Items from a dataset
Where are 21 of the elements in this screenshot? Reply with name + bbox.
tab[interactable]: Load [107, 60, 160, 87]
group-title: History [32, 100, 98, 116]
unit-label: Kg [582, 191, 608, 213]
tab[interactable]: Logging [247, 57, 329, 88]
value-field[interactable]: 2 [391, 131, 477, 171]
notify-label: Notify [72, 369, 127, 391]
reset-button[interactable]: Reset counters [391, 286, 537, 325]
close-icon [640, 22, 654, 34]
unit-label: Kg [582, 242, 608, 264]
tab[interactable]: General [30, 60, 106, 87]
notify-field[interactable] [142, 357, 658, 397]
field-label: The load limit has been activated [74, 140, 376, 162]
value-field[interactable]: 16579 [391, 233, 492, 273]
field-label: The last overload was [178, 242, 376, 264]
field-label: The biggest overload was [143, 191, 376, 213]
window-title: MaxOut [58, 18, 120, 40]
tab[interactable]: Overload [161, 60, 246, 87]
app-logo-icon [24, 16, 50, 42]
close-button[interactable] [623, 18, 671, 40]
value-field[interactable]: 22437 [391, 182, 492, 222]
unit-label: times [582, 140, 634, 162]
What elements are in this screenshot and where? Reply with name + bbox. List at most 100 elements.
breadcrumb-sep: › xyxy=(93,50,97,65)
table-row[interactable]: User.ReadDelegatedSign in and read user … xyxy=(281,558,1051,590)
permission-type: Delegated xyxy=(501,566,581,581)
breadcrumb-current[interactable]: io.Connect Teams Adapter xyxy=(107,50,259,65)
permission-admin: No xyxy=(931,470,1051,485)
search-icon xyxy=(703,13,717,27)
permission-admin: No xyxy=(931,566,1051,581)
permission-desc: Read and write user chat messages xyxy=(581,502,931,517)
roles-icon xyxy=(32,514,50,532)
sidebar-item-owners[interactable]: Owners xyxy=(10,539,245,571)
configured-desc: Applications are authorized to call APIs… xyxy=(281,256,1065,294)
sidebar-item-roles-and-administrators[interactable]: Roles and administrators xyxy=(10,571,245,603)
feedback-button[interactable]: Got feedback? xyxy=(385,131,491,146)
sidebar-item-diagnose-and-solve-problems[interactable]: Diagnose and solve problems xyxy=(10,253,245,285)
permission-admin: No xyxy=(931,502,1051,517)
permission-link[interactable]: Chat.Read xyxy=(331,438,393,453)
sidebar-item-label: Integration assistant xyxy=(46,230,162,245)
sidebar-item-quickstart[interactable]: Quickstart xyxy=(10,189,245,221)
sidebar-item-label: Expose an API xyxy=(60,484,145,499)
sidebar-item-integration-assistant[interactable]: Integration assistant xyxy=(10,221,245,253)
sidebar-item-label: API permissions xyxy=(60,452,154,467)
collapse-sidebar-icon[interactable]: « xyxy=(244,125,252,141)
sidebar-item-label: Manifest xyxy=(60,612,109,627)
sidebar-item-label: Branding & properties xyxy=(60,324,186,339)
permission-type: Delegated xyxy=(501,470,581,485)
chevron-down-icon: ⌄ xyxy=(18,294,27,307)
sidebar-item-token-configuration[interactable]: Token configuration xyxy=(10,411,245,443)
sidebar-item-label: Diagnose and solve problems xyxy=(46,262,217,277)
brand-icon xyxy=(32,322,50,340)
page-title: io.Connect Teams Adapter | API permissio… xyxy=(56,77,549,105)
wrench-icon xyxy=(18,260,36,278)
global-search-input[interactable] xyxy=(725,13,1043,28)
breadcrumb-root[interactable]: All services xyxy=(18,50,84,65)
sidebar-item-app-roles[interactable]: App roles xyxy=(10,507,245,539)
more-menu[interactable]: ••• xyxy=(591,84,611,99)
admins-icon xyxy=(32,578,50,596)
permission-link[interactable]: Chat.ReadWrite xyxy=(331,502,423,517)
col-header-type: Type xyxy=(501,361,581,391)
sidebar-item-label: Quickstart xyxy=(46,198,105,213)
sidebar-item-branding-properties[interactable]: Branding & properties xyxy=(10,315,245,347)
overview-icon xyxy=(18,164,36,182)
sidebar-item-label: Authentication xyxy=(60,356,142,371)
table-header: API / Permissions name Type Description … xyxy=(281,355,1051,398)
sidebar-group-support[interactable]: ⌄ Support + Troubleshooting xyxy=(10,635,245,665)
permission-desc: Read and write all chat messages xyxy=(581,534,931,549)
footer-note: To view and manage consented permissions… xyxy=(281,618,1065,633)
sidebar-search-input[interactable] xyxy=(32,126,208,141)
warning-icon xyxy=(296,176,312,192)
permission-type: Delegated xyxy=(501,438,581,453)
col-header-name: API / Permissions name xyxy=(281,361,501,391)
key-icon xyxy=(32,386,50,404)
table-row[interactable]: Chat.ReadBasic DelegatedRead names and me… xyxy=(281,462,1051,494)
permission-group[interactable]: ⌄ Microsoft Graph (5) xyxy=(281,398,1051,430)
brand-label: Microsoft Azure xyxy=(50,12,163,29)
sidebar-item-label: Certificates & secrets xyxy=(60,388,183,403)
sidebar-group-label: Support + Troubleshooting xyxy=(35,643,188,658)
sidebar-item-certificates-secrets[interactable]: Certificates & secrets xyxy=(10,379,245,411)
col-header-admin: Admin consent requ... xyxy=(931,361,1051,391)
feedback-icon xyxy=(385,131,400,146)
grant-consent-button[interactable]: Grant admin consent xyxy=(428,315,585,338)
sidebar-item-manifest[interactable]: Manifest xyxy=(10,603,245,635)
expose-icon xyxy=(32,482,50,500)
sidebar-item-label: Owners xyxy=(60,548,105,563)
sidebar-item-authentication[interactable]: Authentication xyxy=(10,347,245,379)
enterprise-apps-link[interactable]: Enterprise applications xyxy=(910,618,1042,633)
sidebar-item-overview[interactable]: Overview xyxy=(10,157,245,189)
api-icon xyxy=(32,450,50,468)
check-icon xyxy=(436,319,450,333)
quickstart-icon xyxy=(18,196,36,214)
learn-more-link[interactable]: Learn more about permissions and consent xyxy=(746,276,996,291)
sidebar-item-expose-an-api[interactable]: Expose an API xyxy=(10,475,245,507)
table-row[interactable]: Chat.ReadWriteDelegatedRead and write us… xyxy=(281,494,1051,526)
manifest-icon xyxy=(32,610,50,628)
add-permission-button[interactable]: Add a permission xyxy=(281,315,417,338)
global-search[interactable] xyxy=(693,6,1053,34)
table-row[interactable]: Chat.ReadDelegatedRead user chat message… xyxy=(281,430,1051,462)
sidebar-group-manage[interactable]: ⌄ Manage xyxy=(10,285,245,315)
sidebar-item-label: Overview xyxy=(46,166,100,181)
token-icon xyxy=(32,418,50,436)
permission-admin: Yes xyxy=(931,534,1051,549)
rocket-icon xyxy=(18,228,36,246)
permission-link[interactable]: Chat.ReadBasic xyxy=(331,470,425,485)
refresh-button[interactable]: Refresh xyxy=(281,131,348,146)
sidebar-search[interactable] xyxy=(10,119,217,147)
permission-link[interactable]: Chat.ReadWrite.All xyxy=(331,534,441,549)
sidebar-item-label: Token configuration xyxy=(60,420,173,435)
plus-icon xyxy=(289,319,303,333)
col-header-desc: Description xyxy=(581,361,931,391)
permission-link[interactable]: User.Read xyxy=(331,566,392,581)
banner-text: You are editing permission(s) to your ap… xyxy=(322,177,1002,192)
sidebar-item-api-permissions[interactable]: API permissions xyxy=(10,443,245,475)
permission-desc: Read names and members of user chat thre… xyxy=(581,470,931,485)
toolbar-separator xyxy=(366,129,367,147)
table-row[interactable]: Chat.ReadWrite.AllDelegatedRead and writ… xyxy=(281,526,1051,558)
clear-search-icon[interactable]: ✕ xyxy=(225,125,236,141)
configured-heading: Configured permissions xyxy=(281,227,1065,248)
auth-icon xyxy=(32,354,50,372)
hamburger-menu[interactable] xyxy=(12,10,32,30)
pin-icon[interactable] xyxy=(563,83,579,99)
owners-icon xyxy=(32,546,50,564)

Challenge. List every line of the items above that contains the string "title".

Finished task.
group-title: History [32, 100, 98, 116]
window-title: MaxOut [58, 18, 120, 40]
page-title: io.Connect Teams Adapter | API permissio… xyxy=(56,77,549,105)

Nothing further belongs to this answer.